Items from a data source:

* Start *

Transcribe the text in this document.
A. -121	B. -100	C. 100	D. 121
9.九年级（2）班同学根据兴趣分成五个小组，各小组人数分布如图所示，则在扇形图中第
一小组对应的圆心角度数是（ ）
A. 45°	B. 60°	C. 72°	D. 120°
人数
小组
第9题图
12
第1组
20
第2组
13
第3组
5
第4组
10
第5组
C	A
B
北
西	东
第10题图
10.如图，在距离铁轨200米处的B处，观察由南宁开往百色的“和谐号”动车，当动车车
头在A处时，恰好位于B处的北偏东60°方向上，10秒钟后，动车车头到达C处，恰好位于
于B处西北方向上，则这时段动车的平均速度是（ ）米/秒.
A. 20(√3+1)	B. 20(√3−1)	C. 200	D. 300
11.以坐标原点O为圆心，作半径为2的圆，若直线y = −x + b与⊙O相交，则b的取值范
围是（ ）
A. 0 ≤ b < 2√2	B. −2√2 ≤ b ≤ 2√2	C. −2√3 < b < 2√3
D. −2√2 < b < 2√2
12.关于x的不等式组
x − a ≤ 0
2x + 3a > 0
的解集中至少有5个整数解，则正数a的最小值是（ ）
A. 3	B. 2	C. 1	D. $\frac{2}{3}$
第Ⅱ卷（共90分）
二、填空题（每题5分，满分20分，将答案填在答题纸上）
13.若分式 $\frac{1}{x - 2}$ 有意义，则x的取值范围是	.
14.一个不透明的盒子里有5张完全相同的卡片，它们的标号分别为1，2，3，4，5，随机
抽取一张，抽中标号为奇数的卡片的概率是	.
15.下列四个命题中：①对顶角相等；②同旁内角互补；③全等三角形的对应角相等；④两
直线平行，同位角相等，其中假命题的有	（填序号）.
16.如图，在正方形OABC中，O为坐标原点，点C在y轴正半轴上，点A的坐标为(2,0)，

* End *

Repeat the preceding lines exactly, please, every one of them.

Transcribe the text in this document.
A. -121	B. -100	C. 100	D. 121
9.九年级（2）班同学根据兴趣分成五个小组，各小组人数分布如图所示，则在扇形图中第
一小组对应的圆心角度数是（ ）
A. 45°	B. 60°	C. 72°	D. 120°
人数
小组
第9题图
12
第1组
20
第2组
13
第3组
5
第4组
10
第5组
C	A
B
北
西	东
第10题图
10.如图，在距离铁轨200米处的B处，观察由南宁开往百色的“和谐号”动车，当动车车
头在A处时，恰好位于B处的北偏东60°方向上，10秒钟后，动车车头到达C处，恰好位于
于B处西北方向上，则这时段动车的平均速度是（ ）米/秒.
A. 20(√3+1)	B. 20(√3−1)	C. 200	D. 300
11.以坐标原点O为圆心，作半径为2的圆，若直线y = −x + b与⊙O相交，则b的取值范
围是（ ）
A. 0 ≤ b < 2√2	B. −2√2 ≤ b ≤ 2√2	C. −2√3 < b < 2√3
D. −2√2 < b < 2√2
12.关于x的不等式组
x − a ≤ 0
2x + 3a > 0
的解集中至少有5个整数解，则正数a的最小值是（ ）
A. 3	B. 2	C. 1	D. $\frac{2}{3}$
第Ⅱ卷（共90分）
二、填空题（每题5分，满分20分，将答案填在答题纸上）
13.若分式 $\frac{1}{x - 2}$ 有意义，则x的取值范围是	.
14.一个不透明的盒子里有5张完全相同的卡片，它们的标号分别为1，2，3，4，5，随机
抽取一张，抽中标号为奇数的卡片的概率是	.
15.下列四个命题中：①对顶角相等；②同旁内角互补；③全等三角形的对应角相等；④两
直线平行，同位角相等，其中假命题的有	（填序号）.
16.如图，在正方形OABC中，O为坐标原点，点C在y轴正半轴上，点A的坐标为(2,0)，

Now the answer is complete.